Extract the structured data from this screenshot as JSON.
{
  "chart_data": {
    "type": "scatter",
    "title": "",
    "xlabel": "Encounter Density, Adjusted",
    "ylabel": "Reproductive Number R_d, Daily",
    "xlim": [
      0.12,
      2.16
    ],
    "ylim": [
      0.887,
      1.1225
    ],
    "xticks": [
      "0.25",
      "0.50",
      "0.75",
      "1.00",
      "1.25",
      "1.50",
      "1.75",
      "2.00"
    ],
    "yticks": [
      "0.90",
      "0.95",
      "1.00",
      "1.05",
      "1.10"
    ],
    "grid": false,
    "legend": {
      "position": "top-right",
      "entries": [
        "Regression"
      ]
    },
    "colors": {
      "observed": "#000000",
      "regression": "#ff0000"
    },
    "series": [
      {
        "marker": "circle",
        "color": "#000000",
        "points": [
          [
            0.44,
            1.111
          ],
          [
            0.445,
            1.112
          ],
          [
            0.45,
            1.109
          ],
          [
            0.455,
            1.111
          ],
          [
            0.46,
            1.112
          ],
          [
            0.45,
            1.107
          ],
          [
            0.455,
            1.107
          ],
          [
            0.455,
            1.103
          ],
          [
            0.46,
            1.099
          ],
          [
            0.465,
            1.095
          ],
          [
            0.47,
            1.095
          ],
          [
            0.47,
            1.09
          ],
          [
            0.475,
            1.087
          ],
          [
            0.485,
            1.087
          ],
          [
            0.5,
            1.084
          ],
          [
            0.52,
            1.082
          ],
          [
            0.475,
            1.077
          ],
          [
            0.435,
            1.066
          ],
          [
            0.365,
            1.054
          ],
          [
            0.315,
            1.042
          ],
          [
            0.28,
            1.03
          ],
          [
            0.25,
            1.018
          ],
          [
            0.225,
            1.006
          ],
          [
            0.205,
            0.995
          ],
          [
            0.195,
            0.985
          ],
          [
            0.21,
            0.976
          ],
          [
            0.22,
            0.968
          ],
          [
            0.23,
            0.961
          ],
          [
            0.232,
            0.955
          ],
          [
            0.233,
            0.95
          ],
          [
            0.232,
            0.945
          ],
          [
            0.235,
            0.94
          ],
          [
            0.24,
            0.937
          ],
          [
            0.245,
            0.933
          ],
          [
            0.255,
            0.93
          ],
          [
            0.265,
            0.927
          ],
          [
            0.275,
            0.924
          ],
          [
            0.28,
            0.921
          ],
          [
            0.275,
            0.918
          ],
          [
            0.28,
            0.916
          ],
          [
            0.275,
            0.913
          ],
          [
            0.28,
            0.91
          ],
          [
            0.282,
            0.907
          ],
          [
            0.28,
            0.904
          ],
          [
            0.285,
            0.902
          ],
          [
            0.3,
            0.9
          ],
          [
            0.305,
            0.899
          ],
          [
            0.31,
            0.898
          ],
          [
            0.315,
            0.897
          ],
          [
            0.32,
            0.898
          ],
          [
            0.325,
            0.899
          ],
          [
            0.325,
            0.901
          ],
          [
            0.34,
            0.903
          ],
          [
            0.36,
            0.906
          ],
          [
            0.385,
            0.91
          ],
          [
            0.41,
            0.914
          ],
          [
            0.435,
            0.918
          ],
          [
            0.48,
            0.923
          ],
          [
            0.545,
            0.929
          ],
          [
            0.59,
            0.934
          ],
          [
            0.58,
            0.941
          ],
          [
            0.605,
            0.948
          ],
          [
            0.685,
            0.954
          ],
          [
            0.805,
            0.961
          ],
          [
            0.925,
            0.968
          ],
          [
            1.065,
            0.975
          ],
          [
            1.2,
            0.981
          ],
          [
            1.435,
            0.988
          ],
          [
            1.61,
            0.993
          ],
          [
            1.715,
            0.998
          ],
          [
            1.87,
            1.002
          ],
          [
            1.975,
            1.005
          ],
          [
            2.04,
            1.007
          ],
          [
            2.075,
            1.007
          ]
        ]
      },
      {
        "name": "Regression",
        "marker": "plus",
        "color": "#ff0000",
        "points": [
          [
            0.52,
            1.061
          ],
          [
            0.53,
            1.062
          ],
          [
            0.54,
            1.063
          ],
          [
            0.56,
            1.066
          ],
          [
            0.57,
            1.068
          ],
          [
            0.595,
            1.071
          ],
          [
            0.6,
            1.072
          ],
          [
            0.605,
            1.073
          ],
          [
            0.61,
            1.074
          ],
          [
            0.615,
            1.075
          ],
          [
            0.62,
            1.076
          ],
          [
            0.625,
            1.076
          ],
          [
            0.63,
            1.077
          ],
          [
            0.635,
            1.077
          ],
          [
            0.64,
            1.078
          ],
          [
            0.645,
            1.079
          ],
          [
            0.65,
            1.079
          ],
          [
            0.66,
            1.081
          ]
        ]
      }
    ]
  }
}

* Written task: Every entry should be printed again exactly as written.

* Answer for this exercise:
Extract the structured data from this screenshot as JSON.
{
  "chart_data": {
    "type": "scatter",
    "title": "",
    "xlabel": "Encounter Density, Adjusted",
    "ylabel": "Reproductive Number R_d, Daily",
    "xlim": [
      0.12,
      2.16
    ],
    "ylim": [
      0.887,
      1.1225
    ],
    "xticks": [
      "0.25",
      "0.50",
      "0.75",
      "1.00",
      "1.25",
      "1.50",
      "1.75",
      "2.00"
    ],
    "yticks": [
      "0.90",
      "0.95",
      "1.00",
      "1.05",
      "1.10"
    ],
    "grid": false,
    "legend": {
      "position": "top-right",
      "entries": [
        "Regression"
      ]
    },
    "colors": {
      "observed": "#000000",
      "regression": "#ff0000"
    },
    "series": [
      {
        "marker": "circle",
        "color": "#000000",
        "points": [
          [
            0.44,
            1.111
          ],
          [
            0.445,
            1.112
          ],
          [
            0.45,
            1.109
          ],
          [
            0.455,
            1.111
          ],
          [
            0.46,
            1.112
          ],
          [
            0.45,
            1.107
          ],
          [
            0.455,
            1.107
          ],
          [
            0.455,
            1.103
          ],
          [
            0.46,
            1.099
          ],
          [
            0.465,
            1.095
          ],
          [
            0.47,
            1.095
          ],
          [
            0.47,
            1.09
          ],
          [
            0.475,
            1.087
          ],
          [
            0.485,
            1.087
          ],
          [
            0.5,
            1.084
          ],
          [
            0.52,
            1.082
          ],
          [
            0.475,
            1.077
          ],
          [
            0.435,
            1.066
          ],
          [
            0.365,
            1.054
          ],
          [
            0.315,
            1.042
          ],
          [
            0.28,
            1.03
          ],
          [
            0.25,
            1.018
          ],
          [
            0.225,
            1.006
          ],
          [
            0.205,
            0.995
          ],
          [
            0.195,
            0.985
          ],
          [
            0.21,
            0.976
          ],
          [
            0.22,
            0.968
          ],
          [
            0.23,
            0.961
          ],
          [
            0.232,
            0.955
          ],
          [
            0.233,
            0.95
          ],
          [
            0.232,
            0.945
          ],
          [
            0.235,
            0.94
          ],
          [
            0.24,
            0.937
          ],
          [
            0.245,
            0.933
          ],
          [
            0.255,
            0.93
          ],
          [
            0.265,
            0.927
          ],
          [
            0.275,
            0.924
          ],
          [
            0.28,
            0.921
          ],
          [
            0.275,
            0.918
          ],
          [
            0.28,
            0.916
          ],
          [
            0.275,
            0.913
          ],
          [
            0.28,
            0.91
          ],
          [
            0.282,
            0.907
          ],
          [
            0.28,
            0.904
          ],
          [
            0.285,
            0.902
          ],
          [
            0.3,
            0.9
          ],
          [
            0.305,
            0.899
          ],
          [
            0.31,
            0.898
          ],
          [
            0.315,
            0.897
          ],
          [
            0.32,
            0.898
          ],
          [
            0.325,
            0.899
          ],
          [
            0.325,
            0.901
          ],
          [
            0.34,
            0.903
          ],
          [
            0.36,
            0.906
          ],
          [
            0.385,
            0.91
          ],
          [
            0.41,
            0.914
          ],
          [
            0.435,
            0.918
          ],
          [
            0.48,
            0.923
          ],
          [
            0.545,
            0.929
          ],
          [
            0.59,
            0.934
          ],
          [
            0.58,
            0.941
          ],
          [
            0.605,
            0.948
          ],
          [
            0.685,
            0.954
          ],
          [
            0.805,
            0.961
          ],
          [
            0.925,
            0.968
          ],
          [
            1.065,
            0.975
          ],
          [
            1.2,
            0.981
          ],
          [
            1.435,
            0.988
          ],
          [
            1.61,
            0.993
          ],
          [
            1.715,
            0.998
          ],
          [
            1.87,
            1.002
          ],
          [
            1.975,
            1.005
          ],
          [
            2.04,
            1.007
          ],
          [
            2.075,
            1.007
          ]
        ]
      },
      {
        "name": "Regression",
        "marker": "plus",
        "color": "#ff0000",
        "points": [
          [
            0.52,
            1.061
          ],
          [
            0.53,
            1.062
          ],
          [
            0.54,
            1.063
          ],
          [
            0.56,
            1.066
          ],
          [
            0.57,
            1.068
          ],
          [
            0.595,
            1.071
          ],
          [
            0.6,
            1.072
          ],
          [
            0.605,
            1.073
          ],
          [
            0.61,
            1.074
          ],
          [
            0.615,
            1.075
          ],
          [
            0.62,
            1.076
          ],
          [
            0.625,
            1.076
          ],
          [
            0.63,
            1.077
          ],
          [
            0.635,
            1.077
          ],
          [
            0.64,
            1.078
          ],
          [
            0.645,
            1.079
          ],
          [
            0.65,
            1.079
          ],
          [
            0.66,
            1.081
          ]
        ]
      }
    ]
  }
}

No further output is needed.